**Job**: The answer is the line with "What's the underlying" and every line after it to the end of the listing, retyped exactly. Pictures do not belong in it.

**Items**:
———
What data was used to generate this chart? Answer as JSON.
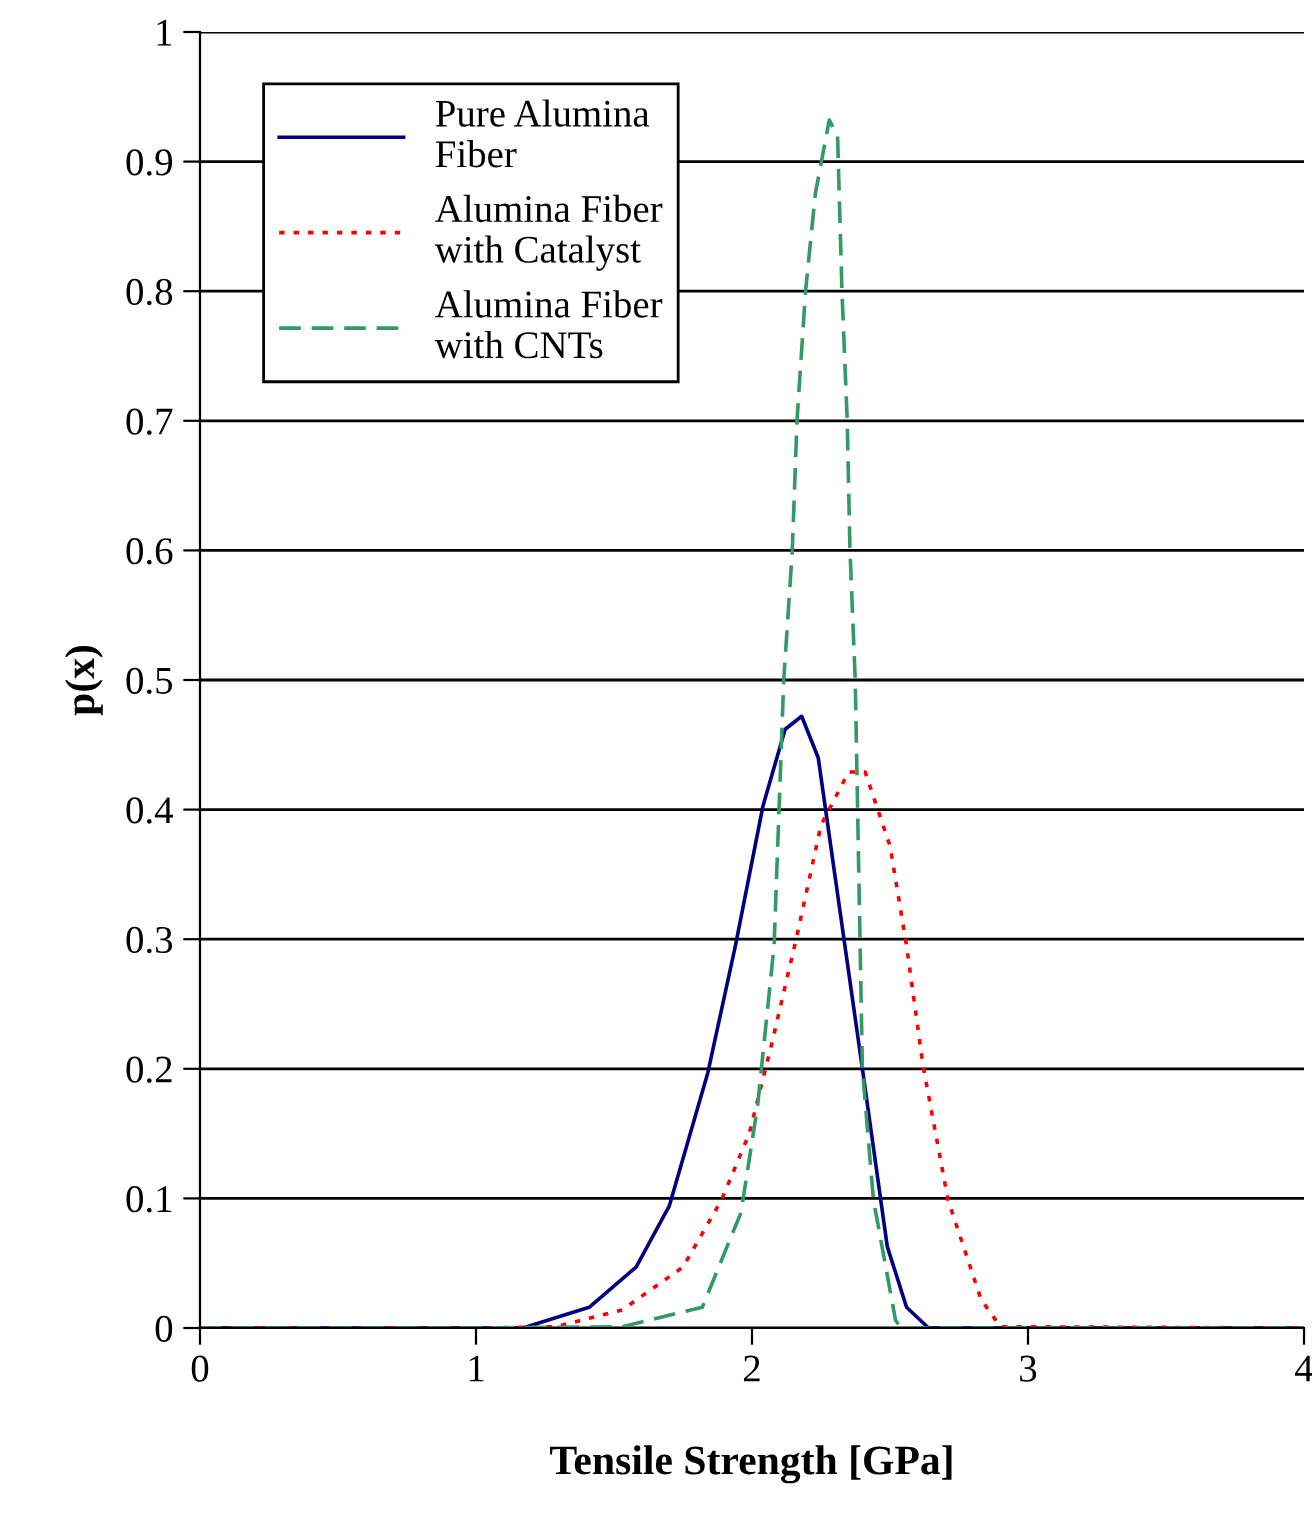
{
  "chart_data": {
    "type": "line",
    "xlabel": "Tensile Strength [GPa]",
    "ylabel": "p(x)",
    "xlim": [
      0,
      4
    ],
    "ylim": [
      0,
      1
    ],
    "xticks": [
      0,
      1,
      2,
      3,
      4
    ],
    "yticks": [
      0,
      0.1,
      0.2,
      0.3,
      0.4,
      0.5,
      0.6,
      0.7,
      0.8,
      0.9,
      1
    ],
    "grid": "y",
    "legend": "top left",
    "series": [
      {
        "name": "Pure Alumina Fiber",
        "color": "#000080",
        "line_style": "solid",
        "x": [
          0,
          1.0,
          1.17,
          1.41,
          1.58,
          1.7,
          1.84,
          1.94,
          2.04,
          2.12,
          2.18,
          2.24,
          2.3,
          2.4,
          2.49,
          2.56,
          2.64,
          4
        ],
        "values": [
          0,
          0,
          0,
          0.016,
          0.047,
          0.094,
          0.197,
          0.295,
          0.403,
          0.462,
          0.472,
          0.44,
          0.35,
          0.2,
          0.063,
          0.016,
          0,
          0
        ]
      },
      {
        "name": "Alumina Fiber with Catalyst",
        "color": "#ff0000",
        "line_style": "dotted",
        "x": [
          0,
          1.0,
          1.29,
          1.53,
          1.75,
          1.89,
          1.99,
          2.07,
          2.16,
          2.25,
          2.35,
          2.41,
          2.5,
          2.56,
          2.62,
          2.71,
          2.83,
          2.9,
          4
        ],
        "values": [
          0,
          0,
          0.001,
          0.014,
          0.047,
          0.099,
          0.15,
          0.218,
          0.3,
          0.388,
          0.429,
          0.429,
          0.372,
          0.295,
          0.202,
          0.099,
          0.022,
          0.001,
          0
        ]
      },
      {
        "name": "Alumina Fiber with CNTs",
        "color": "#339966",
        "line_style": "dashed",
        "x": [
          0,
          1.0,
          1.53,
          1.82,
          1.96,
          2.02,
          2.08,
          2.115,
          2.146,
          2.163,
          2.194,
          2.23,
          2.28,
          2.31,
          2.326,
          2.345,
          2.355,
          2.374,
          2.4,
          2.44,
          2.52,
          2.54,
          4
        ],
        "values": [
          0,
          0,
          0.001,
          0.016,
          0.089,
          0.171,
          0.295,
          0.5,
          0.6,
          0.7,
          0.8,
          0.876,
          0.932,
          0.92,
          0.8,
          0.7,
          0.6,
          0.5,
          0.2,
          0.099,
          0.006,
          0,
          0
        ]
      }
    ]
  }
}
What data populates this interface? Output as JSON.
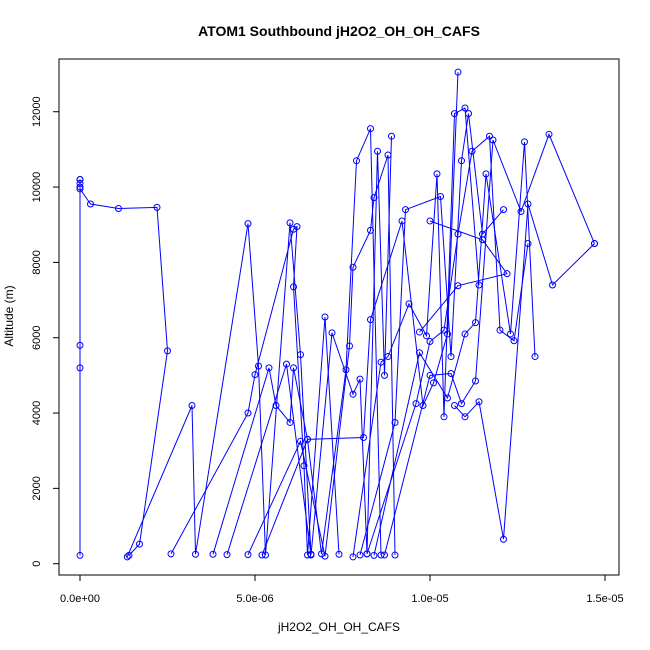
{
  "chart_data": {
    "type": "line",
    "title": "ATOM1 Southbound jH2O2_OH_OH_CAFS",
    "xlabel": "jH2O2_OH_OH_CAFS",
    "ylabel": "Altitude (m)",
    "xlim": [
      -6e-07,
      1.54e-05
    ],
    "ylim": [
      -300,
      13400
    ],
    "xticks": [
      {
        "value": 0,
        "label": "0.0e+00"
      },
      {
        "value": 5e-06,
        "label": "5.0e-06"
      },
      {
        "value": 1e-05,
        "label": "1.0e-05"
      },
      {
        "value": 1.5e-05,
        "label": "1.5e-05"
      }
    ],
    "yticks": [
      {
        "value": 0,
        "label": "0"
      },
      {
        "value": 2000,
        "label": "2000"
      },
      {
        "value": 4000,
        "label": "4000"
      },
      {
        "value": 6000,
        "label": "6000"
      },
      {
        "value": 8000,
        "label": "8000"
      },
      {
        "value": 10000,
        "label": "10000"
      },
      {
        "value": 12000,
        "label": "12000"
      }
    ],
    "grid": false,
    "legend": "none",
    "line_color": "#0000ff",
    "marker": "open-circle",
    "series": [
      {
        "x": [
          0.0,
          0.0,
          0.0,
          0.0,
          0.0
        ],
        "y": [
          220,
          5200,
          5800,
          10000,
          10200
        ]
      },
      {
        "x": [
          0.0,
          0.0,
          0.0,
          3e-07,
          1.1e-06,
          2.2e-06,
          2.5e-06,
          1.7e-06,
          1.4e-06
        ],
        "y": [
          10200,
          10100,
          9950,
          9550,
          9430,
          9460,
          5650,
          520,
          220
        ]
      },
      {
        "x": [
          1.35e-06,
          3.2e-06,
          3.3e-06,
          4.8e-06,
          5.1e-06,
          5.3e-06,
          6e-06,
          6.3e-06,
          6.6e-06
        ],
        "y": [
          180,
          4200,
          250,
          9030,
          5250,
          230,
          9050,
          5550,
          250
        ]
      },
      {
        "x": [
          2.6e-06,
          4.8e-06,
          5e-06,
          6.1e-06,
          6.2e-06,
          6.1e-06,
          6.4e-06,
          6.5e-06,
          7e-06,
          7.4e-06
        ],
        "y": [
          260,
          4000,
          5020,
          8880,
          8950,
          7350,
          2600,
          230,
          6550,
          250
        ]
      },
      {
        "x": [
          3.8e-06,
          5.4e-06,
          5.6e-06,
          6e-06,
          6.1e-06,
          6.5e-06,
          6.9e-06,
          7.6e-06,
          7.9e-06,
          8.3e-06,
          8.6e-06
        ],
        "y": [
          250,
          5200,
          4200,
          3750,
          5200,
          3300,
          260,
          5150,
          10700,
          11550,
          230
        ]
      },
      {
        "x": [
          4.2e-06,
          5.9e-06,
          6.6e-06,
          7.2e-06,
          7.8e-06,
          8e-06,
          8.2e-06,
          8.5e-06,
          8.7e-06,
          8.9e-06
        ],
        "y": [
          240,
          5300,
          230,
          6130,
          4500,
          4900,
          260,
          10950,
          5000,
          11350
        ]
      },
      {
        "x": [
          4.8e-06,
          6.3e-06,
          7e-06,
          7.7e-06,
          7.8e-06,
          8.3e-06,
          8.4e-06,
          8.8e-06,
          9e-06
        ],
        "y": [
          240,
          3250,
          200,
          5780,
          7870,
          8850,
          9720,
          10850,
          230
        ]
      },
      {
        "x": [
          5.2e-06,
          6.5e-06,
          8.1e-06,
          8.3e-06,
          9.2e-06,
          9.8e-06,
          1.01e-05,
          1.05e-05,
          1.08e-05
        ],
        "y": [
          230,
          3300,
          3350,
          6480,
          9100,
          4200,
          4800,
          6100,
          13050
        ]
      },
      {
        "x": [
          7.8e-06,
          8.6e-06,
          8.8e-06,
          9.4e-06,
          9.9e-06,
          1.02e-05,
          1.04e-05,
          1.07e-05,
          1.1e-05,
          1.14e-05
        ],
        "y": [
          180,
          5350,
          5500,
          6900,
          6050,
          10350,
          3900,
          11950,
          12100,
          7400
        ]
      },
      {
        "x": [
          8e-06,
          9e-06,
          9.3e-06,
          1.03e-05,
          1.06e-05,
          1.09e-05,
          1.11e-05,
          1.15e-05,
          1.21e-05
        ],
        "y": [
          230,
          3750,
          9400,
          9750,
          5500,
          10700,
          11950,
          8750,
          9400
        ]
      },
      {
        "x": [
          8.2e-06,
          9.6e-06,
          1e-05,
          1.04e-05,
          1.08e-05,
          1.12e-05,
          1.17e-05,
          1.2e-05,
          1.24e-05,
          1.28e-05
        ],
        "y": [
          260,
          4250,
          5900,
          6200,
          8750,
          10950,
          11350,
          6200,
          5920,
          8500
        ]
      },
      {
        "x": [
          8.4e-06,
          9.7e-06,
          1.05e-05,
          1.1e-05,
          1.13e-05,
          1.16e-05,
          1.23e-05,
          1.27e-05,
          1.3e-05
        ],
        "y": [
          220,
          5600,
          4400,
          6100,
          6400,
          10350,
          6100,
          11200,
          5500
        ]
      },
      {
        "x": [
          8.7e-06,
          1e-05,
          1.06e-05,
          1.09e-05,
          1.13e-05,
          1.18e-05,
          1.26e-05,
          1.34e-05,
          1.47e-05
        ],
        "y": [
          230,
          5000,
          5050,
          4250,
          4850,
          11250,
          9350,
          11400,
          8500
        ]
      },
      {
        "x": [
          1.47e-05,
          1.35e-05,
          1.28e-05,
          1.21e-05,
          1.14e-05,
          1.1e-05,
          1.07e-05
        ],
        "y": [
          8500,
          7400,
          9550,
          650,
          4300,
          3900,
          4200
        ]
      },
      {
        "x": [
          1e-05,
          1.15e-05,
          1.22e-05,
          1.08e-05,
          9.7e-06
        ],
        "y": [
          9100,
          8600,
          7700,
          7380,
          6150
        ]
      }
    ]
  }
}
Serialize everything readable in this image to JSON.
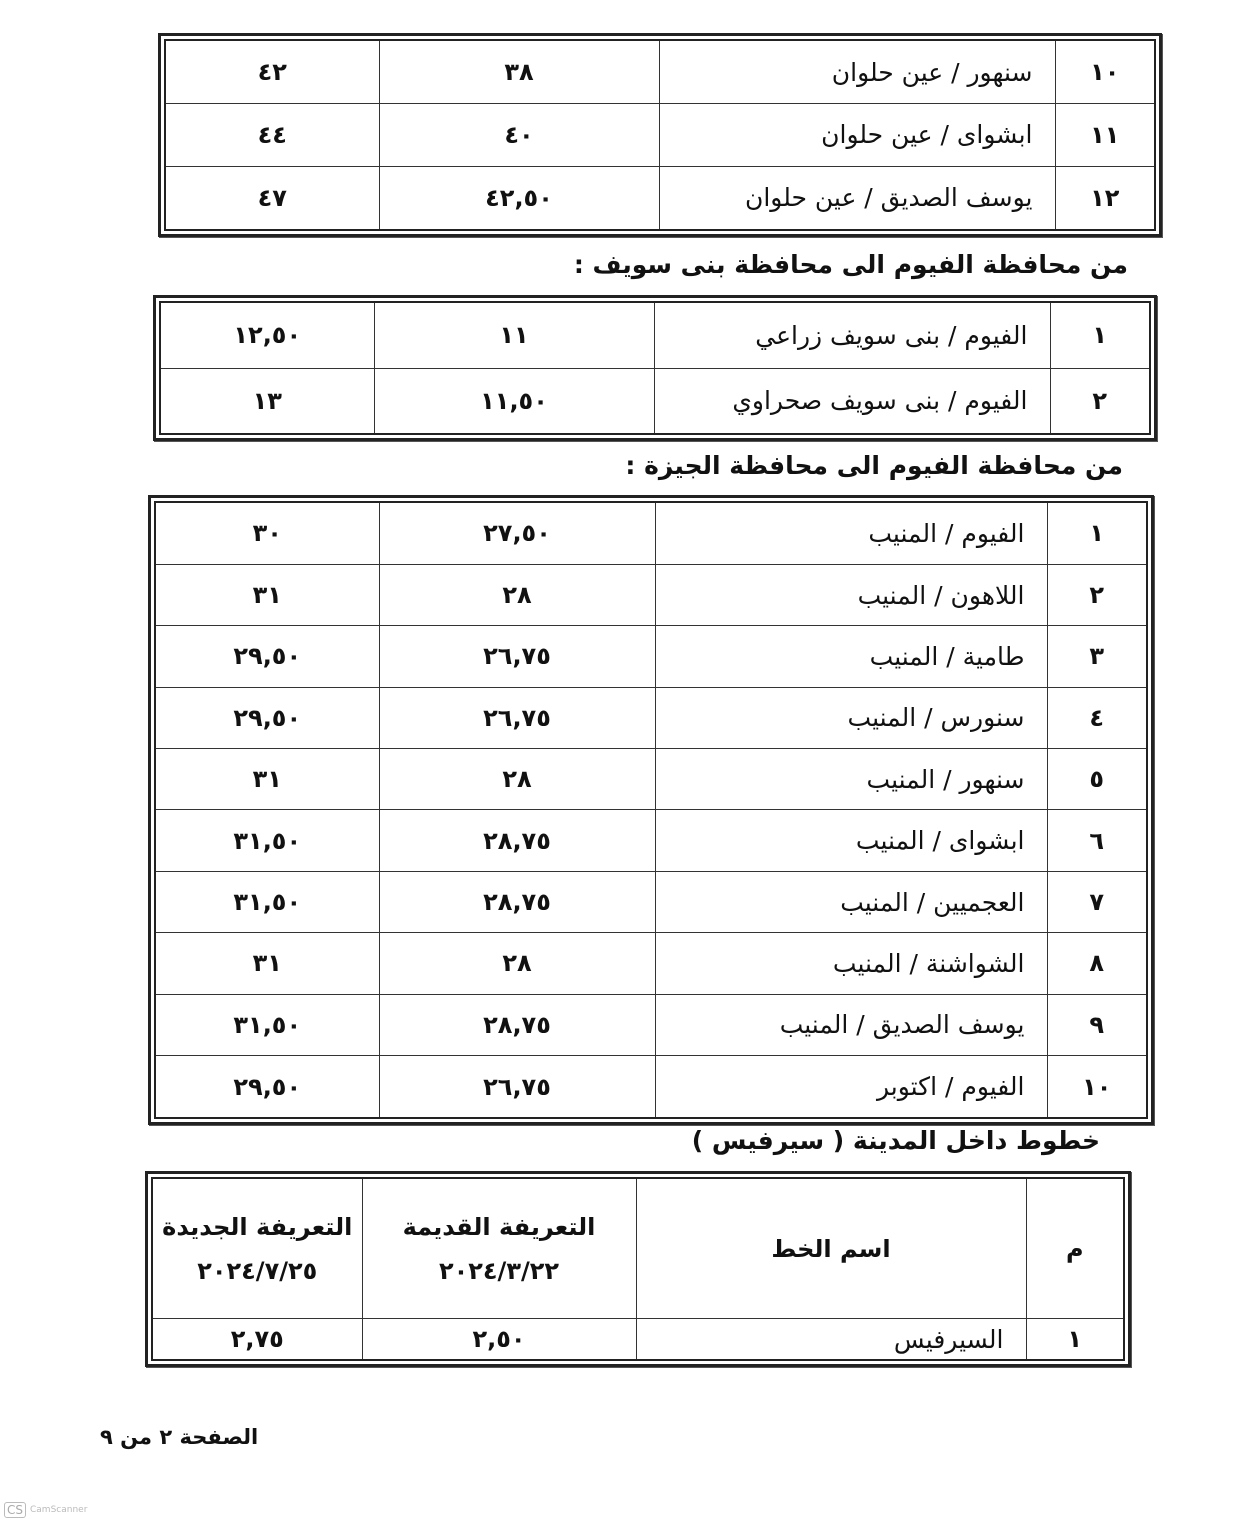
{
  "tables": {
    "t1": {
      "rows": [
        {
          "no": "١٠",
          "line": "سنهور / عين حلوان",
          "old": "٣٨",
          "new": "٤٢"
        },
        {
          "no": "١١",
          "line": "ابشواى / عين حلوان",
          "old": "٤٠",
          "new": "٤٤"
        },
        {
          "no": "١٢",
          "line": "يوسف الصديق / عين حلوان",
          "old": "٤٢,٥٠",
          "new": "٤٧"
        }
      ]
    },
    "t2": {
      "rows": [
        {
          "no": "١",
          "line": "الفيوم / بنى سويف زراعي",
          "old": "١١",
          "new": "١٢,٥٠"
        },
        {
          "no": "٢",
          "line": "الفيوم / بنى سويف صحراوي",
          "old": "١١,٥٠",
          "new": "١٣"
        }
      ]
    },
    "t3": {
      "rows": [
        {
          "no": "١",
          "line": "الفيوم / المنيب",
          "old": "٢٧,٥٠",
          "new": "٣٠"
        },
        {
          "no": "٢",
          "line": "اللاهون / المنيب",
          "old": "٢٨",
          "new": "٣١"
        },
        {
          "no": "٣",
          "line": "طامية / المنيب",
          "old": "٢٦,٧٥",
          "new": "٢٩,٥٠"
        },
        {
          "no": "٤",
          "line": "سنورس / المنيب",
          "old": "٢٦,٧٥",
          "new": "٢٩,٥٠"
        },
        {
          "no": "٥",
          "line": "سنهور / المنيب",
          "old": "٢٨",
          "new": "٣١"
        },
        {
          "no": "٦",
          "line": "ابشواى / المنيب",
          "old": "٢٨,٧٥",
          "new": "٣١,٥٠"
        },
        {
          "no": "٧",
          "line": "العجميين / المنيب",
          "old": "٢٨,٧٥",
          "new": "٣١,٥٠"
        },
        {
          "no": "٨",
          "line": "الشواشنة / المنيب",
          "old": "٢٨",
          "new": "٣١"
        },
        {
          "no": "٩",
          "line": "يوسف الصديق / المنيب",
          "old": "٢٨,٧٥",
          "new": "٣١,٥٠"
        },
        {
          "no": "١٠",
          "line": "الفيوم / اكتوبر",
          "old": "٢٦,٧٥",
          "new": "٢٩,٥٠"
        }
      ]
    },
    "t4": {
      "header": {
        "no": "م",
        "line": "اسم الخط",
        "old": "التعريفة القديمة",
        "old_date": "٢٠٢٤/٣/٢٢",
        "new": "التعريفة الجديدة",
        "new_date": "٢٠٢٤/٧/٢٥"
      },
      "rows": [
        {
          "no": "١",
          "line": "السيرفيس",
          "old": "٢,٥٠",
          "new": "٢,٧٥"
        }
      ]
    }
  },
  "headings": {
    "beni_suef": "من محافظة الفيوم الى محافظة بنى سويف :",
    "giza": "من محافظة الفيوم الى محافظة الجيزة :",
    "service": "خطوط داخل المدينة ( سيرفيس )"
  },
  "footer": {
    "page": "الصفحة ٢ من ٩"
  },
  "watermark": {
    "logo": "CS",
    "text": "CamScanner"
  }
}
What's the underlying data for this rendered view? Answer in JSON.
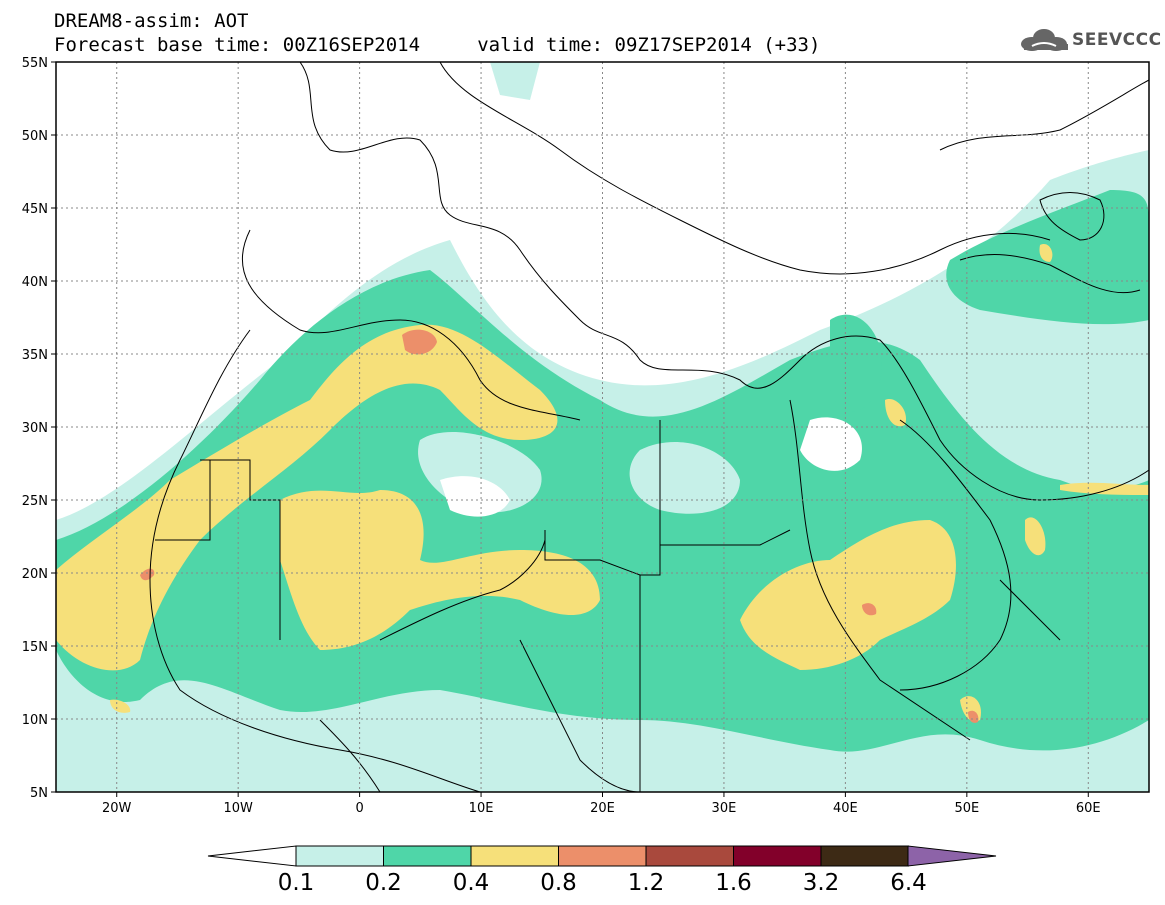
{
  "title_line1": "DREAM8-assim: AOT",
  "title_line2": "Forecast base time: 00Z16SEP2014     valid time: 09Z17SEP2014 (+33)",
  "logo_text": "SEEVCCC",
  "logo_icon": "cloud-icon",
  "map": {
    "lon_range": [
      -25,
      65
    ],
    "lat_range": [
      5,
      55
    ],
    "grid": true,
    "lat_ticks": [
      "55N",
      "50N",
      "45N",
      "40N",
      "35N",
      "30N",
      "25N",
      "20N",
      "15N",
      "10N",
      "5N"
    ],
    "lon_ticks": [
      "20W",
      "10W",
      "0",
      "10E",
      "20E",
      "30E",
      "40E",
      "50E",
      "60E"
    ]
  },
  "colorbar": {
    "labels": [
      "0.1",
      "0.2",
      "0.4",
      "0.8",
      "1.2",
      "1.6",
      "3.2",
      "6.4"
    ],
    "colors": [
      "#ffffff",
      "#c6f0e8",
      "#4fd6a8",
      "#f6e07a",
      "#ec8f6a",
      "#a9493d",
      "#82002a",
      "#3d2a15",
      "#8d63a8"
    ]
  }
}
———
**Result for this exercise**:
What's the underlying data for this rendered view? Answer in JSON.
{
  "title_line1": "DREAM8-assim: AOT",
  "title_line2": "Forecast base time: 00Z16SEP2014     valid time: 09Z17SEP2014 (+33)",
  "logo_text": "SEEVCCC",
  "logo_icon": "cloud-icon",
  "map": {
    "lon_range": [
      -25,
      65
    ],
    "lat_range": [
      5,
      55
    ],
    "grid": true,
    "lat_ticks": [
      "55N",
      "50N",
      "45N",
      "40N",
      "35N",
      "30N",
      "25N",
      "20N",
      "15N",
      "10N",
      "5N"
    ],
    "lon_ticks": [
      "20W",
      "10W",
      "0",
      "10E",
      "20E",
      "30E",
      "40E",
      "50E",
      "60E"
    ]
  },
  "colorbar": {
    "labels": [
      "0.1",
      "0.2",
      "0.4",
      "0.8",
      "1.2",
      "1.6",
      "3.2",
      "6.4"
    ],
    "colors": [
      "#ffffff",
      "#c6f0e8",
      "#4fd6a8",
      "#f6e07a",
      "#ec8f6a",
      "#a9493d",
      "#82002a",
      "#3d2a15",
      "#8d63a8"
    ]
  }
}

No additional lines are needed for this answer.